----- Supplied data -----

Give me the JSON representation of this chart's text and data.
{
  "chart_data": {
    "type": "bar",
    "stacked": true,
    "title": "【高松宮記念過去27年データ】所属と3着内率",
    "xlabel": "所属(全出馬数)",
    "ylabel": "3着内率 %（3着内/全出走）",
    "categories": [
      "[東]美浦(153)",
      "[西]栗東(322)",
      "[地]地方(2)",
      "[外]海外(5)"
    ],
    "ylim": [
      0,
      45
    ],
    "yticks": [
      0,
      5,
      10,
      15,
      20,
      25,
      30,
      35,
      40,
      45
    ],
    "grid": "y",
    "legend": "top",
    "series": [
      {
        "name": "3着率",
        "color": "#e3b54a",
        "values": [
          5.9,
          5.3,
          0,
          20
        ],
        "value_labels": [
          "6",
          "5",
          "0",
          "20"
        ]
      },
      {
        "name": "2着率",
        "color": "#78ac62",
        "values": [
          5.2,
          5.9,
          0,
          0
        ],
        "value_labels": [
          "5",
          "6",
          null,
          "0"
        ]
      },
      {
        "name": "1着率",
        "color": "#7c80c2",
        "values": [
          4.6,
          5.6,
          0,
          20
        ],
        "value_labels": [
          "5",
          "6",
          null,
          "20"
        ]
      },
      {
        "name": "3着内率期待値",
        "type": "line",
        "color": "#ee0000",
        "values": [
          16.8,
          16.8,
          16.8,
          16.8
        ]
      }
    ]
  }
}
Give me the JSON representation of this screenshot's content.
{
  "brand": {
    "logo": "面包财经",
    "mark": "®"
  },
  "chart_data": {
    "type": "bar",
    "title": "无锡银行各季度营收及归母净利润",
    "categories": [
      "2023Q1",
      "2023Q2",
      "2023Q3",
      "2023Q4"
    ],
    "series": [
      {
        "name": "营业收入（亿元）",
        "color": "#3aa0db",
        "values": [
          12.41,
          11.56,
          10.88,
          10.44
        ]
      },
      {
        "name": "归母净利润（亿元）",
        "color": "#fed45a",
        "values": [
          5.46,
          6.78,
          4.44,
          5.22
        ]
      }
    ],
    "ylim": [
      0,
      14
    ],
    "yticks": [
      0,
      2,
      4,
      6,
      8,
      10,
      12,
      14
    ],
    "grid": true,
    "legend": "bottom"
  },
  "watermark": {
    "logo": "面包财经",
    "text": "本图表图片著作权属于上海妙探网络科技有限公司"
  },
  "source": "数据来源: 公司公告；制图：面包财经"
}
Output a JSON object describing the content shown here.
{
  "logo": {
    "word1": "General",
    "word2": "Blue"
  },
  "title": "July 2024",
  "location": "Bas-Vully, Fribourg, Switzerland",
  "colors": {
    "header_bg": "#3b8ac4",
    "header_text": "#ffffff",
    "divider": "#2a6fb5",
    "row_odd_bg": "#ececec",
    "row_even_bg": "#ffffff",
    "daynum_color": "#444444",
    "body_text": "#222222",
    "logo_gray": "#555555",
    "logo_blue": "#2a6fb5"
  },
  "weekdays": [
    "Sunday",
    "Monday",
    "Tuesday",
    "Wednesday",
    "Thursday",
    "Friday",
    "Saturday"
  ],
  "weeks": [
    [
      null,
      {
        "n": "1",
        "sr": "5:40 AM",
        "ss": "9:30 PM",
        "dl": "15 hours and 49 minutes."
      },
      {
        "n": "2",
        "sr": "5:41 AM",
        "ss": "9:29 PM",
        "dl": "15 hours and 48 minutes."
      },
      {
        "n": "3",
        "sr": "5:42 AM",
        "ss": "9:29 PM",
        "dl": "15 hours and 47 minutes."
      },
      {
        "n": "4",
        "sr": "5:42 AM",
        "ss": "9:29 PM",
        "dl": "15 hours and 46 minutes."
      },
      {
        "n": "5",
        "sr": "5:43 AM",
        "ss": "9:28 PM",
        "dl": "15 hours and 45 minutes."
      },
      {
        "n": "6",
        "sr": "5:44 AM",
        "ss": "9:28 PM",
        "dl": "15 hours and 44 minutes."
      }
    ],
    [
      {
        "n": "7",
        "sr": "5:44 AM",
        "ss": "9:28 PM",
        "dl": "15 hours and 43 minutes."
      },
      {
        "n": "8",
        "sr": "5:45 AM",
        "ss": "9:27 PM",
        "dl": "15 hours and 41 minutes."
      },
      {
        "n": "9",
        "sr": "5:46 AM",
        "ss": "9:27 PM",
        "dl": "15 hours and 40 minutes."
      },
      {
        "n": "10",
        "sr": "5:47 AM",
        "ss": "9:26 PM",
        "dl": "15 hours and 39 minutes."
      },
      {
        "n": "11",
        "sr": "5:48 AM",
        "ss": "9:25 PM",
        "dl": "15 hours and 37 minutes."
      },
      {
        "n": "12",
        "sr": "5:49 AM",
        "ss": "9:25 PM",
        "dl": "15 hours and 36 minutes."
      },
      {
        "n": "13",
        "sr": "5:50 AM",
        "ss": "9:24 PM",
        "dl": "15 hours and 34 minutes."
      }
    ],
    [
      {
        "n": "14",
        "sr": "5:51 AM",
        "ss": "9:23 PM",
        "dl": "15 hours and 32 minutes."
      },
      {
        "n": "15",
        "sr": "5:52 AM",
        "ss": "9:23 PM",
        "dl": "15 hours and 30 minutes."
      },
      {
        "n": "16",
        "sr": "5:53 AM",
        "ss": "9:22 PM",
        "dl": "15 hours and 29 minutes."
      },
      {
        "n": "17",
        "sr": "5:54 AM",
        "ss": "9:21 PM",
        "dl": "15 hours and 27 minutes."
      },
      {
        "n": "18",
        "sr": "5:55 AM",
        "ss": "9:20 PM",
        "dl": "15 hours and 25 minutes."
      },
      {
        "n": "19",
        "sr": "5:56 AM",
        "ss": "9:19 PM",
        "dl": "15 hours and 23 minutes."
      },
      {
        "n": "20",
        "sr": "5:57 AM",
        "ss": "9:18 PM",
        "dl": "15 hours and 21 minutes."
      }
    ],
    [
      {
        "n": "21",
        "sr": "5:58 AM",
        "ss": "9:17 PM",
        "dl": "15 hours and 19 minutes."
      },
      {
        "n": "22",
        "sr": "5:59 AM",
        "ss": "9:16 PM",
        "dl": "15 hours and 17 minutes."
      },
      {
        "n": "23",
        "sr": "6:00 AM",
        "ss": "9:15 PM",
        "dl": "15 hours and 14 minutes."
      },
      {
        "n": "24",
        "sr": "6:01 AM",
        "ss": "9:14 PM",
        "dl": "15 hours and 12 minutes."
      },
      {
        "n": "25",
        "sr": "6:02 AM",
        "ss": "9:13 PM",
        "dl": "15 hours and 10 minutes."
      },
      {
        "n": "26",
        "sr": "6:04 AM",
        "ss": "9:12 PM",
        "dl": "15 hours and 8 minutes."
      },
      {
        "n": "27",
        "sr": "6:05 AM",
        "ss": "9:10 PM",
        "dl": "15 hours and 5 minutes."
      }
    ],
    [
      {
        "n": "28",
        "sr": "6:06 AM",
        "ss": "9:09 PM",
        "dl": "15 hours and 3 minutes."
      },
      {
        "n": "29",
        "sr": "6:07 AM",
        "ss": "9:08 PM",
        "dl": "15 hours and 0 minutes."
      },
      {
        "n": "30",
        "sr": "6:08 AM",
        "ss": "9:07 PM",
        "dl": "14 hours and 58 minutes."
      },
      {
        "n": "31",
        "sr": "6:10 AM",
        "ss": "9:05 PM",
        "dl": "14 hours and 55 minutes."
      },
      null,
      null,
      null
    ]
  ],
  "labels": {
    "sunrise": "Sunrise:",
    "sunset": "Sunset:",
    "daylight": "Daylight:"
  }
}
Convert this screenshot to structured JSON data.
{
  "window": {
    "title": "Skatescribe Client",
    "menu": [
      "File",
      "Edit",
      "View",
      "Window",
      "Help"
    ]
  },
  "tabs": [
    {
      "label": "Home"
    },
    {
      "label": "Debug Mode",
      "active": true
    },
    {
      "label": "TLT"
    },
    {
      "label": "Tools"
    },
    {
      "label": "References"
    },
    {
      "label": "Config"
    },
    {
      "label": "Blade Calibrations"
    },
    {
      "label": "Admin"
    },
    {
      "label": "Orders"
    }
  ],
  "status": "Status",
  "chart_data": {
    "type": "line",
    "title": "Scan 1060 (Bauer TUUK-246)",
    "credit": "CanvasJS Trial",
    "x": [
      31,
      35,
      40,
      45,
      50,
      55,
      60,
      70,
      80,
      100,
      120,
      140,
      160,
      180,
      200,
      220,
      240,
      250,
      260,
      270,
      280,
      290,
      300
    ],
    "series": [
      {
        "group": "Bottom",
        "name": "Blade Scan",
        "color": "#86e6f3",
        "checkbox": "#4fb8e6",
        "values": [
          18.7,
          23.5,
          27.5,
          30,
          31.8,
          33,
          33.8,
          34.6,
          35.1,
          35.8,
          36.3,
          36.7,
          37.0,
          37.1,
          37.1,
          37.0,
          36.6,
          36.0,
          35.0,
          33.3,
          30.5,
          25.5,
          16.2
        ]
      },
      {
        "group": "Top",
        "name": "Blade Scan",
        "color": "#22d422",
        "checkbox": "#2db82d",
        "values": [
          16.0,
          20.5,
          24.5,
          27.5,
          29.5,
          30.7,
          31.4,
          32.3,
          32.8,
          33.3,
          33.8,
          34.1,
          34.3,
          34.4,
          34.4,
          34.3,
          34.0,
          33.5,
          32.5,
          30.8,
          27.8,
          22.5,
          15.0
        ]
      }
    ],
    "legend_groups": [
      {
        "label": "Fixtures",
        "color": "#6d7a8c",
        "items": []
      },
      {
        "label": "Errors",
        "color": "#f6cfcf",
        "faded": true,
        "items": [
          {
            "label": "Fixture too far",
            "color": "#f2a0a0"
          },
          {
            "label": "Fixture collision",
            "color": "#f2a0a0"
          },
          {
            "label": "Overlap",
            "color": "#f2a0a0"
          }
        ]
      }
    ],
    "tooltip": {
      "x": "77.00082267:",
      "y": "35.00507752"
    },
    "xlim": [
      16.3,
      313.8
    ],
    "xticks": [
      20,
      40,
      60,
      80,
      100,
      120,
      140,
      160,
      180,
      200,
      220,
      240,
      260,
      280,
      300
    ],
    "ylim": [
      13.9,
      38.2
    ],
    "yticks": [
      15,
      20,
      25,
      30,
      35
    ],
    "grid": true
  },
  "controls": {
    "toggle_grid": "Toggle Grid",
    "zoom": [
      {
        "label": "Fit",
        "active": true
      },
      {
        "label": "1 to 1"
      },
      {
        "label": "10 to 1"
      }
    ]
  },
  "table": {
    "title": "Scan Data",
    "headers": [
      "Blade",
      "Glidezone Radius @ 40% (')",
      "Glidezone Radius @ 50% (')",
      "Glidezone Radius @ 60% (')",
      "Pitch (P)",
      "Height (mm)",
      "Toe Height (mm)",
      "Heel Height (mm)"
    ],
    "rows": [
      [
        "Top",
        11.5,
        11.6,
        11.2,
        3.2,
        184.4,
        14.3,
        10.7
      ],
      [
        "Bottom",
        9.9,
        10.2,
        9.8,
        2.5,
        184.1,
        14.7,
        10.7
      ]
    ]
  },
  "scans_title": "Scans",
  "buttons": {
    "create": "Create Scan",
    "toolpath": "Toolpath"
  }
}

-----

Make a copy of each line that contains the string "screenshot".

Give me the JSON representation of this screenshot's content.
Convert this screenshot to structured JSON data.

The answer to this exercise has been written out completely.